-- EXERCISE DATA --
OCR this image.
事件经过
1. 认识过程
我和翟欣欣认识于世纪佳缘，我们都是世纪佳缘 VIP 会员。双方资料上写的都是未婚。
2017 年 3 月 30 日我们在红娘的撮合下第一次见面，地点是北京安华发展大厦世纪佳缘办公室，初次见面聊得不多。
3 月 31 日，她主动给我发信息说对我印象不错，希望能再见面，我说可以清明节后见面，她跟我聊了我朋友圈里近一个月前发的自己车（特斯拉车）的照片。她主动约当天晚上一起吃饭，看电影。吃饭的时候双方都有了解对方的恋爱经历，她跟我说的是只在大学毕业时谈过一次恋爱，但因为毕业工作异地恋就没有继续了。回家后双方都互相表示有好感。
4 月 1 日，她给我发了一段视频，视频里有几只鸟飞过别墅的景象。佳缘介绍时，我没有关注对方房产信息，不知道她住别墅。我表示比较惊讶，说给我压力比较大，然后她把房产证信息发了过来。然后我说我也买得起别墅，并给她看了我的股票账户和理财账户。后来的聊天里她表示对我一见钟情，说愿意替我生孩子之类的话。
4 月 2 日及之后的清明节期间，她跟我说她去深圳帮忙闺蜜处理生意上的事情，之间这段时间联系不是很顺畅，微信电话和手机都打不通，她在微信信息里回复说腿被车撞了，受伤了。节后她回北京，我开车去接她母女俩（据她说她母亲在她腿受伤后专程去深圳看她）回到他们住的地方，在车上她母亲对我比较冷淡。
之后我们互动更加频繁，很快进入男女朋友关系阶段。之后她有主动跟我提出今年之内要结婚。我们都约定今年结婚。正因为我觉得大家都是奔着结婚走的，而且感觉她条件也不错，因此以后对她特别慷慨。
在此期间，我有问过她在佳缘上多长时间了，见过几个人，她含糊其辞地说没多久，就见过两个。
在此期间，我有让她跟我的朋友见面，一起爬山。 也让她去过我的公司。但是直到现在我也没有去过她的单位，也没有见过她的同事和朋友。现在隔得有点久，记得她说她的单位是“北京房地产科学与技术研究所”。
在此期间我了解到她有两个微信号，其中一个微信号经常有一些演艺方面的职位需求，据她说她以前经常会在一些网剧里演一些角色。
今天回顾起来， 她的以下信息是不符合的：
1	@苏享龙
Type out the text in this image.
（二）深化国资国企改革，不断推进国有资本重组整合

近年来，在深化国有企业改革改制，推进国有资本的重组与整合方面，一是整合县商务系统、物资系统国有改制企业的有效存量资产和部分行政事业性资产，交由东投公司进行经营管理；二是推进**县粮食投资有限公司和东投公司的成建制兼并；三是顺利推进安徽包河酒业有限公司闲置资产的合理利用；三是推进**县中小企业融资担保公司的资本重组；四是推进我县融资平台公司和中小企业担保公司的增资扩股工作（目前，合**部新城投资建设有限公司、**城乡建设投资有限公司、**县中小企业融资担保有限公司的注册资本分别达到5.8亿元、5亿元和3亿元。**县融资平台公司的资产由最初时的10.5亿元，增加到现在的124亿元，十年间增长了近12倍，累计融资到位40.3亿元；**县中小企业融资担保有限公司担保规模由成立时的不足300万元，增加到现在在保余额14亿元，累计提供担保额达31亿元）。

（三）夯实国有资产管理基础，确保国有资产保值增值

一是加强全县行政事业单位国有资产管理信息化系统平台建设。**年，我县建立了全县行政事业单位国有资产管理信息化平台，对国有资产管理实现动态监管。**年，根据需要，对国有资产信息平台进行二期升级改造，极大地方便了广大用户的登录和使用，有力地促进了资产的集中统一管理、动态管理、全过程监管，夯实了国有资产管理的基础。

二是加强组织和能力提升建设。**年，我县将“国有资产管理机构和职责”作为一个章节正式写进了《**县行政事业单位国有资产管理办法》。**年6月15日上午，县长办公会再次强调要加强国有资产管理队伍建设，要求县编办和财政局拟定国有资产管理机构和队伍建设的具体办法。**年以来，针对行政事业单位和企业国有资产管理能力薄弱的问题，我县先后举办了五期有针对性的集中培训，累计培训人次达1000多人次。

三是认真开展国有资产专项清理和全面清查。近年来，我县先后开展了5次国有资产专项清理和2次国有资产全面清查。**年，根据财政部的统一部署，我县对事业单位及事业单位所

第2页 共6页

-- SHORT TASK --
Give only the number of lines in the material above where the string "image" appears.

-- WRITTEN SOLUTION --
2